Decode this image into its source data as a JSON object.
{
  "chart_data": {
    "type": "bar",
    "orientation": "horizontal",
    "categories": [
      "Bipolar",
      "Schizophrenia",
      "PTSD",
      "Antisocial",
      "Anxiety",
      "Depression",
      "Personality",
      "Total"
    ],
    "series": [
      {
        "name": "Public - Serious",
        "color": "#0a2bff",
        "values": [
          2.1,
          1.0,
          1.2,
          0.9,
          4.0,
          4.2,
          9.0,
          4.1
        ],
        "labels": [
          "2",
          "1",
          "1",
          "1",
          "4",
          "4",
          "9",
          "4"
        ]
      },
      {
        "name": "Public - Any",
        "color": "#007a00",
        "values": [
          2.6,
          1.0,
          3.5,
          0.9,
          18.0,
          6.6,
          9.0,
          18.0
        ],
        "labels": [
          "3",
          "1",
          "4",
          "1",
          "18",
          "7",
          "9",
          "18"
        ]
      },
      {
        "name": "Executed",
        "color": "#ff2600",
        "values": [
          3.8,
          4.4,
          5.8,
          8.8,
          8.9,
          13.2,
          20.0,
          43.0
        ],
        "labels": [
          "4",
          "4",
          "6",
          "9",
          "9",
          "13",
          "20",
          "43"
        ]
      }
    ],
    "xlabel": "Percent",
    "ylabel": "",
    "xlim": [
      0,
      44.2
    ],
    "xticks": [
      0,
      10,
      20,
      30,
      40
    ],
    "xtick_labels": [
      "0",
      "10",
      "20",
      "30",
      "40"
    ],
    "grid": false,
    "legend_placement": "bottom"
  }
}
==
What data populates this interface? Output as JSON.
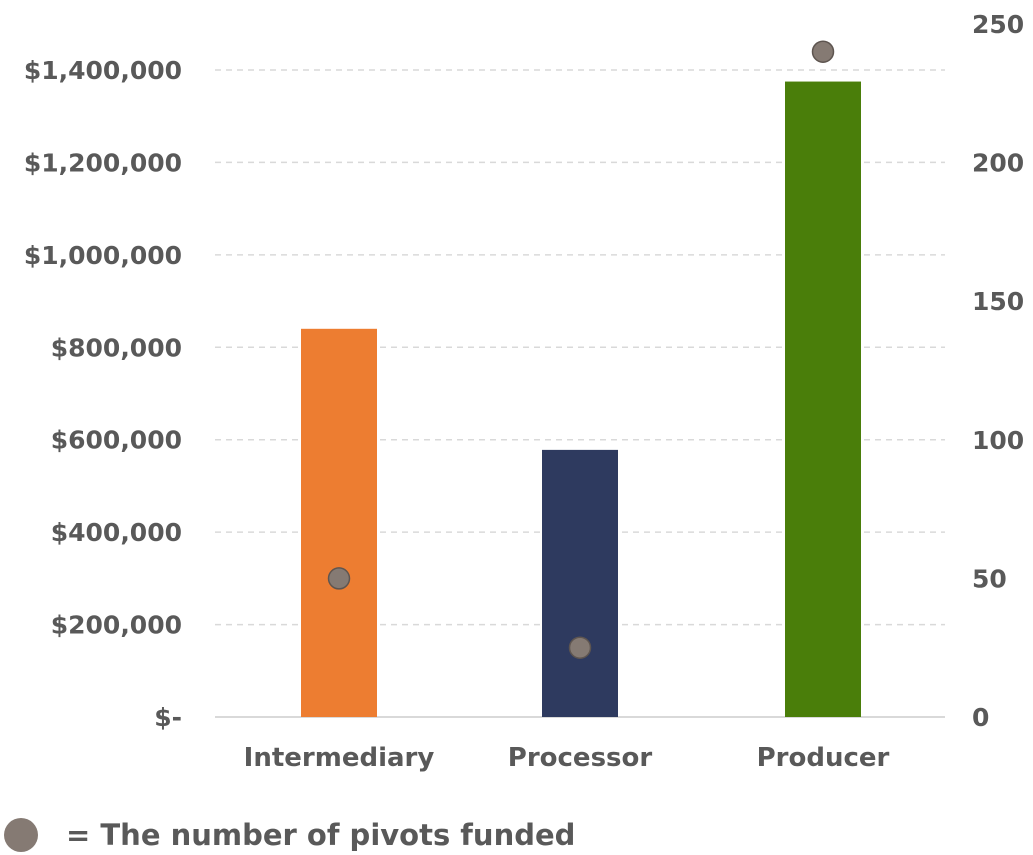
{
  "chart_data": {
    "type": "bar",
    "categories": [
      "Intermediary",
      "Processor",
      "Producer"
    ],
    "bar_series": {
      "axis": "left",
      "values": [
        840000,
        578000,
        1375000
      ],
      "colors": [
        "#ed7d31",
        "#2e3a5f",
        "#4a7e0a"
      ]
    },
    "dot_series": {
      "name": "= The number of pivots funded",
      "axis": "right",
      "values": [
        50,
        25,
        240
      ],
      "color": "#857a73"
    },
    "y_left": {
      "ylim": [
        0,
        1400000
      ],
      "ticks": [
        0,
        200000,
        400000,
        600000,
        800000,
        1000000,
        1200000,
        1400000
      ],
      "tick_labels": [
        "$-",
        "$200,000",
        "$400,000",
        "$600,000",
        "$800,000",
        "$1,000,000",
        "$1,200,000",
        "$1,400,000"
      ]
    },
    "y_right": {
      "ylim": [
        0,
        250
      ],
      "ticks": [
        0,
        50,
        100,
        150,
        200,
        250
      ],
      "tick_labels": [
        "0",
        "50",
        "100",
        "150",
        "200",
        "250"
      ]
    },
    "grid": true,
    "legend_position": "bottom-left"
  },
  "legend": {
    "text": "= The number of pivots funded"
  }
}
...
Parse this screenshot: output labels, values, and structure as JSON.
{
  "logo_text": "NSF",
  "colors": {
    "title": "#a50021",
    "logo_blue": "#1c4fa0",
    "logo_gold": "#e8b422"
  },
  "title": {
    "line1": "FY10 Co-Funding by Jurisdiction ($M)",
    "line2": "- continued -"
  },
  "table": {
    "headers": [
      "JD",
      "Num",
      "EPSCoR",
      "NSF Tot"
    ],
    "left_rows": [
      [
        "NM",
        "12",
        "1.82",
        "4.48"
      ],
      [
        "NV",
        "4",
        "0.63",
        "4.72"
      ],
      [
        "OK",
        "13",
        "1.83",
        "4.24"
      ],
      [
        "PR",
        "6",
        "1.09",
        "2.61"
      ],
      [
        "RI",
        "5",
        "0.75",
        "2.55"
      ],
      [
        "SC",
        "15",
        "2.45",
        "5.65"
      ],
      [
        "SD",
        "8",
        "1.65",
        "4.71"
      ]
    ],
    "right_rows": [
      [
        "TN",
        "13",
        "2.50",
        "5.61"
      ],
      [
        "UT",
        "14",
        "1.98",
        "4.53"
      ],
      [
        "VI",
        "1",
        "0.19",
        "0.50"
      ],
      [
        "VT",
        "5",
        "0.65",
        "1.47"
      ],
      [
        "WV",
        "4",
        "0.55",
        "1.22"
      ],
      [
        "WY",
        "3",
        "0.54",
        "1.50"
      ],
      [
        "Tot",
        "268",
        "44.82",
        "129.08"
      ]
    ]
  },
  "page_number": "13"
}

**Your task**
From the data, collect all lines where the string "JSON" appears.

**Result of this exercise**
Decode this image into its source data as a JSON object.
What data populates this interface? Output as JSON.
Parse this screenshot: output labels, values, and structure as JSON.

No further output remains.